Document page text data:
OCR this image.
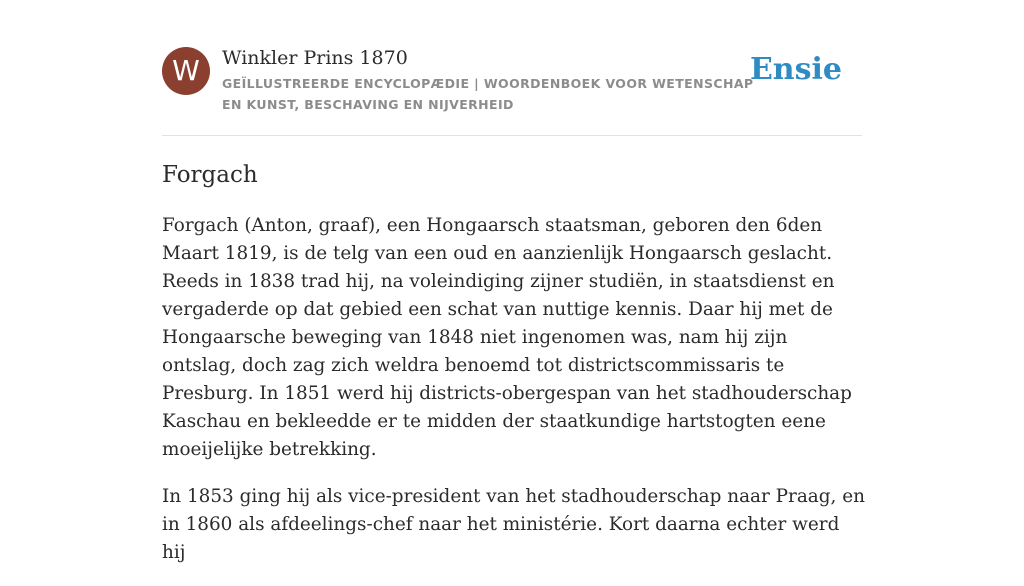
W	Winkler Prins 1870
GEÏLLUSTREERDE ENCYCLOPÆDIE | WOORDENBOEK VOOR WETENSCHAP EN KUNST, BESCHAVING EN NIJVERHEID
Ensie
Forgach

Forgach (Anton, graaf), een Hongaarsch staatsman, geboren den 6den Maart 1819, is de telg van een oud en aanzienlijk Hongaarsch geslacht. Reeds in 1838 trad hij, na voleindiging zijner studiën, in staatsdienst en vergaderde op dat gebied een schat van nuttige kennis. Daar hij met de Hongaarsche beweging van 1848 niet ingenomen was, nam hij zijn ontslag, doch zag zich weldra benoemd tot districtscommissaris te Presburg. In 1851 werd hij districts-obergespan van het stadhouderschap Kaschau en bekleedde er te midden der staatkundige hartstogten eene moeijelijke betrekking.

In 1853 ging hij als vice-president van het stadhouderschap naar Praag, en in 1860 als afdeelings-chef naar het ministérie. Kort daarna echter werd hij
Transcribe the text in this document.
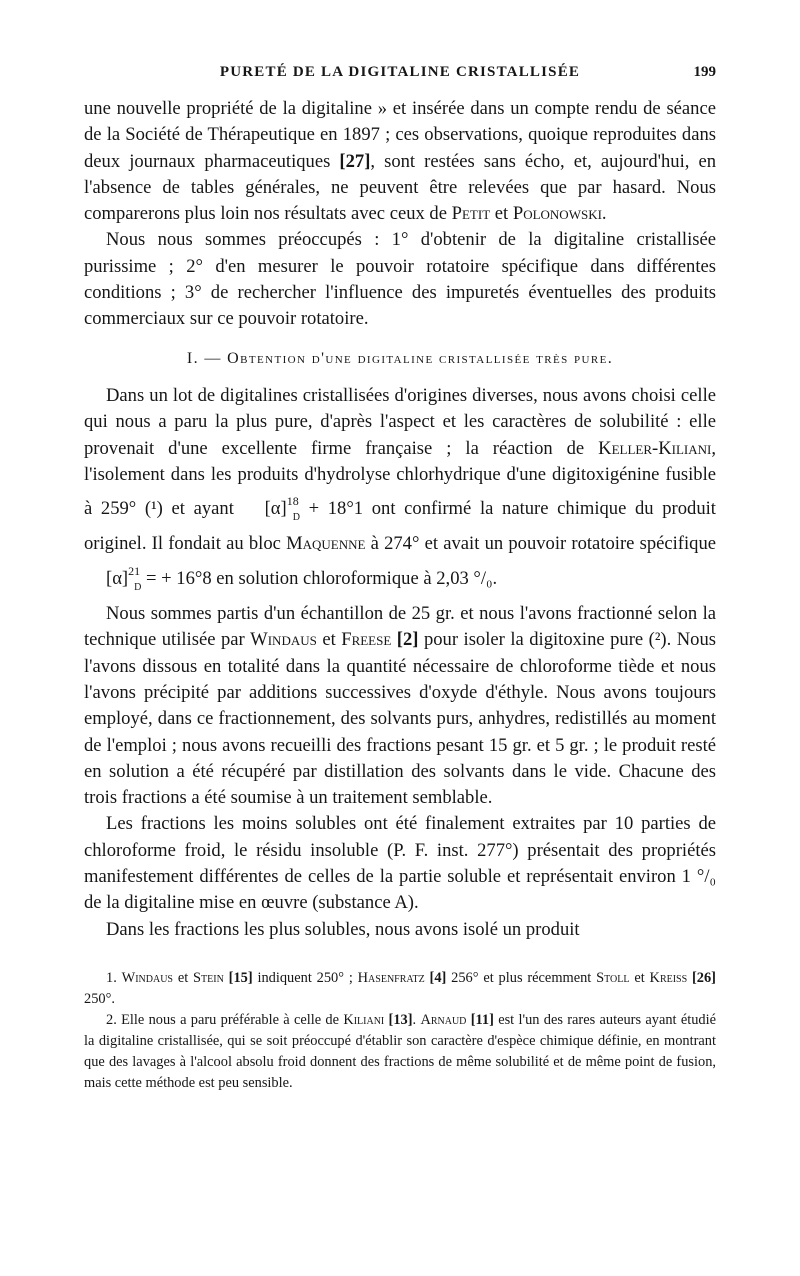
PURETÉ DE LA DIGITALINE CRISTALLISÉE	199

une nouvelle propriété de la digitaline » et insérée dans un compte rendu de séance de la Société de Thérapeutique en 1897 ; ces observations, quoique reproduites dans deux journaux pharmaceutiques [27], sont restées sans écho, et, aujourd'hui, en l'absence de tables générales, ne peuvent être relevées que par hasard. Nous comparerons plus loin nos résultats avec ceux de Petit et Polonowski.

Nous nous sommes préoccupés : 1° d'obtenir de la digitaline cristallisée purissime ; 2° d'en mesurer le pouvoir rotatoire spécifique dans différentes conditions ; 3° de rechercher l'influence des impuretés éventuelles des produits commerciaux sur ce pouvoir rotatoire.

I. — Obtention d'une digitaline cristallisée très pure.

Dans un lot de digitalines cristallisées d'origines diverses, nous avons choisi celle qui nous a paru la plus pure, d'après l'aspect et les caractères de solubilité : elle provenait d'une excellente firme française ; la réaction de Keller-Kiliani, l'isolement dans les produits d'hydrolyse chlorhydrique d'une digitoxigénine fusible à 259° (¹) et ayant $[\alpha]^{18}_D + 18^\circ 1$ ont confirmé la nature chimique du produit originel. Il fondait au bloc Maquenne à 274° et avait un pouvoir rotatoire spécifique $[\alpha]^{21}_D$ = + 16°8 en solution chloroformique à 2,03 °/₀.

Nous sommes partis d'un échantillon de 25 gr. et nous l'avons fractionné selon la technique utilisée par Windaus et Freese [2] pour isoler la digitoxine pure (²). Nous l'avons dissous en totalité dans la quantité nécessaire de chloroforme tiède et nous l'avons précipité par additions successives d'oxyde d'éthyle. Nous avons toujours employé, dans ce fractionnement, des solvants purs, anhydres, redistillés au moment de l'emploi ; nous avons recueilli des fractions pesant 15 gr. et 5 gr. ; le produit resté en solution a été récupéré par distillation des solvants dans le vide. Chacune des trois fractions a été soumise à un traitement semblable.

Les fractions les moins solubles ont été finalement extraites par 10 parties de chloroforme froid, le résidu insoluble (P. F. inst. 277°) présentait des propriétés manifestement différentes de celles de la partie soluble et représentait environ 1 °/₀ de la digitaline mise en œuvre (substance A).

Dans les fractions les plus solubles, nous avons isolé un produit

1. Windaus et Stein [15] indiquent 250° ; Hasenfratz [4] 256° et plus récemment Stoll et Kreiss [26] 250°.

2. Elle nous a paru préférable à celle de Kiliani [13]. Arnaud [11] est l'un des rares auteurs ayant étudié la digitaline cristallisée, qui se soit préoccupé d'établir son caractère d'espèce chimique définie, en montrant que des lavages à l'alcool absolu froid donnent des fractions de même solubilité et de même point de fusion, mais cette méthode est peu sensible.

▸ **Directions for this task**
Each line of the data that holds the word "solubles" should be copied.

▸ **Solved problem**
Les fractions les moins solubles ont été finalement extraites par 10 parties de chloroforme froid, le résidu insoluble (P. F. inst. 277°) présentait des propriétés manifestement différentes de celles de la partie soluble et représentait environ 1 °/₀ de la digitaline mise en œuvre (substance A).
Dans les fractions les plus solubles, nous avons isolé un produit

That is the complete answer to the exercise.